— Begin Data —
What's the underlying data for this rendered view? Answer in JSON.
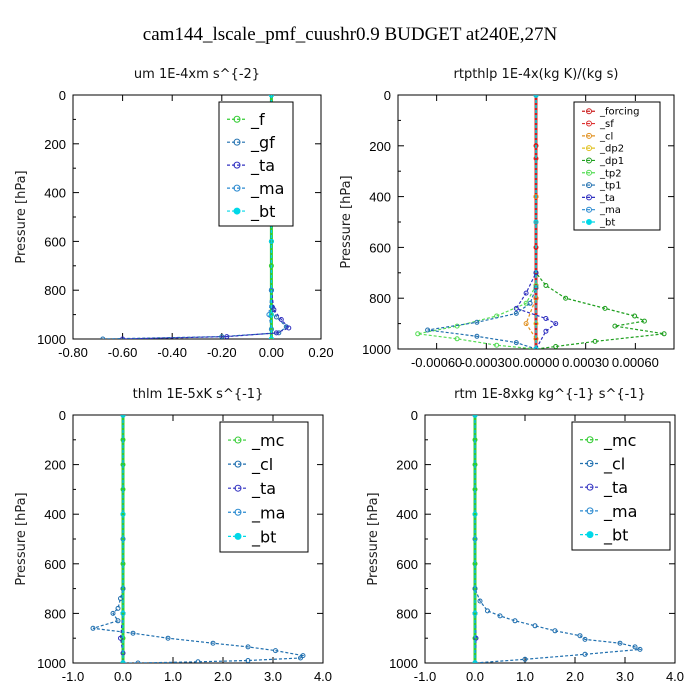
{
  "page_title": "cam144_lscale_pmf_cuushr0.9  BUDGET at240E,27N",
  "chart_data": [
    {
      "type": "line",
      "title": "um  1E-4xm s^{-2}",
      "ylabel": "Pressure [hPa]",
      "xlim": [
        -0.8,
        0.2
      ],
      "ylim": [
        1000,
        0
      ],
      "xticks": [
        "-0.80",
        "-0.60",
        "-0.40",
        "-0.20",
        "0.00",
        "0.20"
      ],
      "yticks": [
        "0",
        "200",
        "400",
        "600",
        "800",
        "1000"
      ],
      "legend_position": "top-right",
      "series": [
        {
          "name": "_f",
          "color": "#33cc33",
          "x": [
            0,
            0,
            0,
            0,
            0,
            0,
            0,
            0,
            0,
            0,
            0,
            0
          ],
          "y": [
            0,
            100,
            200,
            300,
            400,
            500,
            600,
            700,
            800,
            900,
            960,
            1000
          ]
        },
        {
          "name": "_gf",
          "color": "#1f6faf",
          "x": [
            0,
            0,
            0,
            0,
            0,
            0.005,
            0.02,
            0.06,
            0.03,
            -0.2,
            -0.68
          ],
          "y": [
            0,
            200,
            400,
            600,
            800,
            870,
            910,
            950,
            975,
            990,
            1000
          ]
        },
        {
          "name": "_ta",
          "color": "#3030c0",
          "x": [
            0,
            0,
            0,
            0.01,
            0.04,
            0.07,
            0.02,
            -0.18,
            -0.6
          ],
          "y": [
            0,
            400,
            800,
            880,
            920,
            955,
            975,
            990,
            1000
          ]
        },
        {
          "name": "_ma",
          "color": "#2a8ad0",
          "x": [
            0,
            0,
            0,
            -0.01,
            0,
            0
          ],
          "y": [
            0,
            400,
            800,
            900,
            960,
            1000
          ]
        },
        {
          "name": "_bt",
          "color": "#00d8e8",
          "x": [
            0,
            0,
            0,
            0,
            0
          ],
          "y": [
            0,
            300,
            600,
            900,
            1000
          ]
        }
      ]
    },
    {
      "type": "line",
      "title": "rtpthlp  1E-4x(kg K)/(kg s)",
      "ylabel": "Pressure [hPa]",
      "xlim": [
        -0.0007,
        0.0007
      ],
      "ylim": [
        1000,
        0
      ],
      "xticks": [
        "-0.00060",
        "-0.00030",
        "0.00000",
        "0.00030",
        "0.00060"
      ],
      "yticks": [
        "0",
        "200",
        "400",
        "600",
        "800",
        "1000"
      ],
      "legend_position": "top-right",
      "series": [
        {
          "name": "_forcing",
          "color": "#cc2222",
          "x": [
            0,
            0,
            0,
            0,
            0,
            0
          ],
          "y": [
            0,
            200,
            400,
            600,
            800,
            1000
          ]
        },
        {
          "name": "_sf",
          "color": "#dd3333",
          "x": [
            0,
            0,
            0,
            0,
            0
          ],
          "y": [
            0,
            250,
            500,
            750,
            1000
          ]
        },
        {
          "name": "_cl",
          "color": "#e09020",
          "x": [
            0,
            0,
            0,
            -5e-05,
            0,
            0
          ],
          "y": [
            0,
            400,
            800,
            900,
            960,
            1000
          ]
        },
        {
          "name": "_dp2",
          "color": "#e0c020",
          "x": [
            0,
            0,
            0,
            0
          ],
          "y": [
            0,
            500,
            900,
            1000
          ]
        },
        {
          "name": "_dp1",
          "color": "#20a020",
          "x": [
            0,
            0,
            5e-05,
            0.00015,
            0.00035,
            0.0005,
            0.00055,
            0.0004,
            0.00065,
            0.0003,
            0.0001,
            0
          ],
          "y": [
            0,
            700,
            750,
            800,
            840,
            870,
            890,
            910,
            940,
            970,
            990,
            1000
          ]
        },
        {
          "name": "_tp2",
          "color": "#55dd55",
          "x": [
            0,
            0,
            -5e-05,
            -0.0002,
            -0.0004,
            -0.0006,
            -0.0004,
            -0.0002,
            0
          ],
          "y": [
            0,
            750,
            820,
            870,
            910,
            940,
            960,
            985,
            1000
          ]
        },
        {
          "name": "_tp1",
          "color": "#1f6faf",
          "x": [
            0,
            0,
            -3e-05,
            -0.0001,
            -0.0003,
            -0.00055,
            -0.0003,
            -0.0001,
            0
          ],
          "y": [
            0,
            760,
            820,
            860,
            895,
            925,
            950,
            975,
            1000
          ]
        },
        {
          "name": "_ta",
          "color": "#3030c0",
          "x": [
            0,
            0,
            -5e-05,
            -0.0001,
            5e-05,
            0.0001,
            5e-05,
            0
          ],
          "y": [
            0,
            700,
            780,
            840,
            880,
            900,
            930,
            1000
          ]
        },
        {
          "name": "_ma",
          "color": "#2a8ad0",
          "x": [
            0,
            0,
            0
          ],
          "y": [
            0,
            500,
            1000
          ]
        },
        {
          "name": "_bt",
          "color": "#00d8e8",
          "x": [
            0,
            0,
            0
          ],
          "y": [
            0,
            500,
            1000
          ]
        }
      ]
    },
    {
      "type": "line",
      "title": "thlm  1E-5xK s^{-1}",
      "ylabel": "Pressure [hPa]",
      "xlim": [
        -1.0,
        4.0
      ],
      "ylim": [
        1000,
        0
      ],
      "xticks": [
        "-1.0",
        "0.0",
        "1.0",
        "2.0",
        "3.0",
        "4.0"
      ],
      "yticks": [
        "0",
        "200",
        "400",
        "600",
        "800",
        "1000"
      ],
      "legend_position": "top-right",
      "series": [
        {
          "name": "_mc",
          "color": "#33cc33",
          "x": [
            0,
            0,
            0,
            0,
            0,
            0,
            0,
            0,
            0,
            0,
            0
          ],
          "y": [
            0,
            100,
            200,
            300,
            400,
            500,
            600,
            700,
            800,
            900,
            1000
          ]
        },
        {
          "name": "_cl",
          "color": "#1f6faf",
          "x": [
            0,
            0,
            -0.05,
            -0.1,
            -0.2,
            -0.1,
            -0.6,
            0.2,
            0.9,
            1.8,
            2.5,
            3.05,
            3.6,
            3.55,
            2.5,
            1.5,
            0.3,
            0
          ],
          "y": [
            0,
            700,
            740,
            780,
            800,
            830,
            860,
            880,
            900,
            920,
            935,
            950,
            970,
            980,
            990,
            995,
            1000,
            1000
          ]
        },
        {
          "name": "_ta",
          "color": "#3030c0",
          "x": [
            0,
            0,
            -0.05,
            0,
            0
          ],
          "y": [
            0,
            800,
            900,
            960,
            1000
          ]
        },
        {
          "name": "_ma",
          "color": "#2a8ad0",
          "x": [
            0,
            0,
            0
          ],
          "y": [
            0,
            500,
            1000
          ]
        },
        {
          "name": "_bt",
          "color": "#00d8e8",
          "x": [
            0,
            0,
            0,
            0
          ],
          "y": [
            0,
            400,
            800,
            1000
          ]
        }
      ]
    },
    {
      "type": "line",
      "title": "rtm  1E-8xkg kg^{-1} s^{-1}",
      "ylabel": "Pressure [hPa]",
      "xlim": [
        -1.0,
        4.0
      ],
      "ylim": [
        1000,
        0
      ],
      "xticks": [
        "-1.0",
        "0.0",
        "1.0",
        "2.0",
        "3.0",
        "4.0"
      ],
      "yticks": [
        "0",
        "200",
        "400",
        "600",
        "800",
        "1000"
      ],
      "legend_position": "top-right",
      "series": [
        {
          "name": "_mc",
          "color": "#33cc33",
          "x": [
            0,
            0,
            0,
            0,
            0,
            0,
            0,
            0,
            0,
            0,
            0
          ],
          "y": [
            0,
            100,
            200,
            300,
            400,
            500,
            600,
            700,
            800,
            900,
            1000
          ]
        },
        {
          "name": "_cl",
          "color": "#1f6faf",
          "x": [
            0,
            0,
            0.1,
            0.25,
            0.5,
            0.8,
            1.2,
            1.6,
            2.1,
            2.2,
            2.9,
            3.2,
            3.3,
            2.2,
            1.0,
            0
          ],
          "y": [
            0,
            700,
            750,
            790,
            810,
            830,
            850,
            870,
            890,
            905,
            920,
            935,
            945,
            965,
            985,
            1000
          ]
        },
        {
          "name": "_ta",
          "color": "#3030c0",
          "x": [
            0,
            0,
            0.02,
            0
          ],
          "y": [
            0,
            800,
            900,
            1000
          ]
        },
        {
          "name": "_ma",
          "color": "#2a8ad0",
          "x": [
            0,
            0,
            0
          ],
          "y": [
            0,
            500,
            1000
          ]
        },
        {
          "name": "_bt",
          "color": "#00d8e8",
          "x": [
            0,
            0,
            0,
            0
          ],
          "y": [
            0,
            400,
            800,
            1000
          ]
        }
      ]
    }
  ]
}
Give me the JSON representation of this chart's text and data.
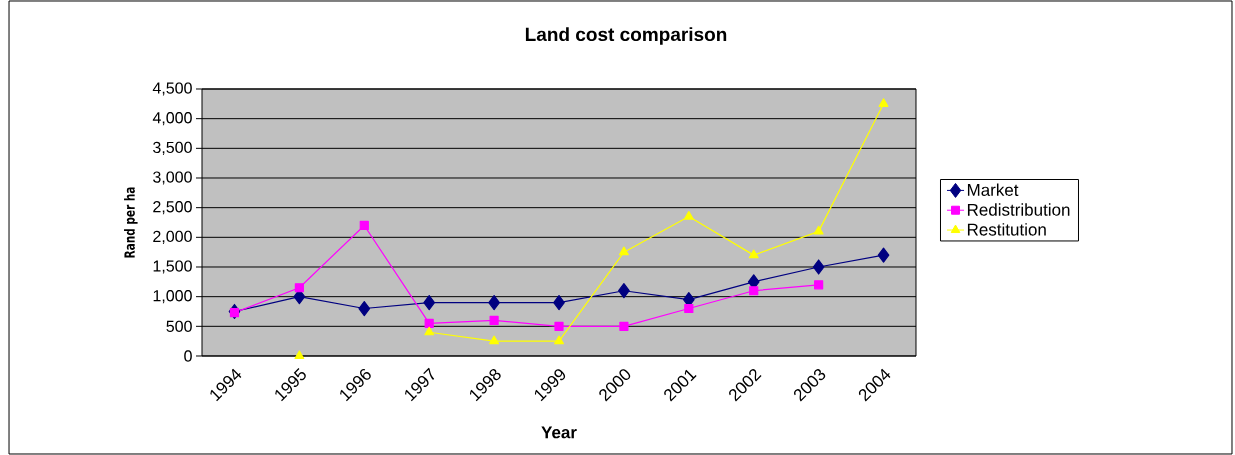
{
  "chart_data": {
    "type": "line",
    "title": "Land cost comparison",
    "xlabel": "Year",
    "ylabel": "Rand per ha",
    "categories": [
      "1994",
      "1995",
      "1996",
      "1997",
      "1998",
      "1999",
      "2000",
      "2001",
      "2002",
      "2003",
      "2004"
    ],
    "series": [
      {
        "name": "Market",
        "color": "#000080",
        "marker": "diamond",
        "values": [
          750,
          1000,
          800,
          900,
          900,
          900,
          1100,
          950,
          1250,
          1500,
          1700
        ]
      },
      {
        "name": "Redistribution",
        "color": "#ff00ff",
        "marker": "square",
        "values": [
          730,
          1150,
          2200,
          550,
          600,
          500,
          500,
          800,
          1100,
          1200,
          null
        ]
      },
      {
        "name": "Restitution",
        "color": "#ffff00",
        "marker": "triangle",
        "values": [
          null,
          0,
          null,
          400,
          250,
          250,
          1750,
          2350,
          1700,
          2100,
          4250
        ]
      }
    ],
    "ylim": [
      0,
      4500
    ],
    "yticks": [
      0,
      500,
      {
        "value": 1000,
        "label": "1,000"
      },
      {
        "value": 1500,
        "label": "1,500"
      },
      {
        "value": 2000,
        "label": "2,000"
      },
      {
        "value": 2500,
        "label": "2,500"
      },
      {
        "value": 3000,
        "label": "3,000"
      },
      {
        "value": 3500,
        "label": "3,500"
      },
      {
        "value": 4000,
        "label": "4,000"
      },
      {
        "value": 4500,
        "label": "4,500"
      }
    ],
    "grid": "y",
    "legend": "right"
  }
}
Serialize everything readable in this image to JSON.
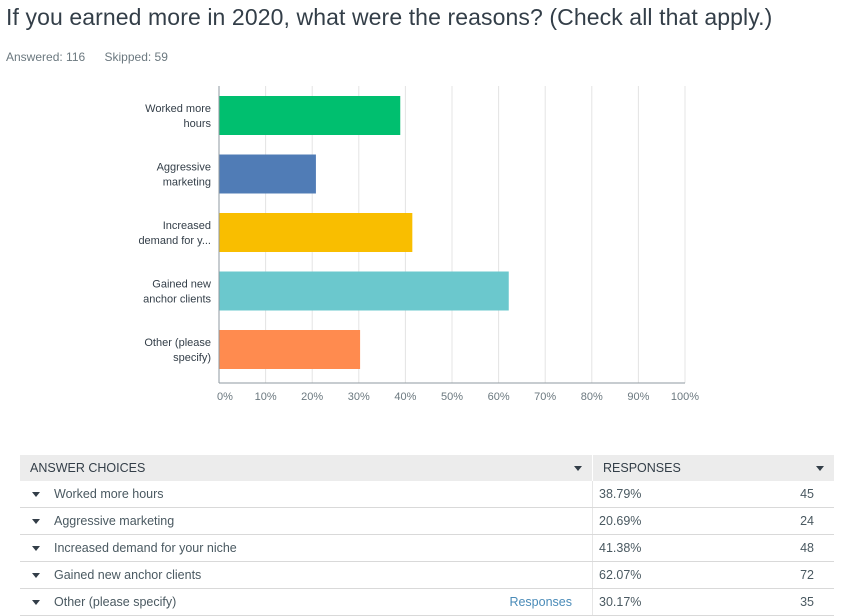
— End Data —
_What this task involves_
Pick out each line containing "marker" and report it.

_Output of the exercise_
        "marker": "diamond",
        "marker": "square",
        "marker": "triangle",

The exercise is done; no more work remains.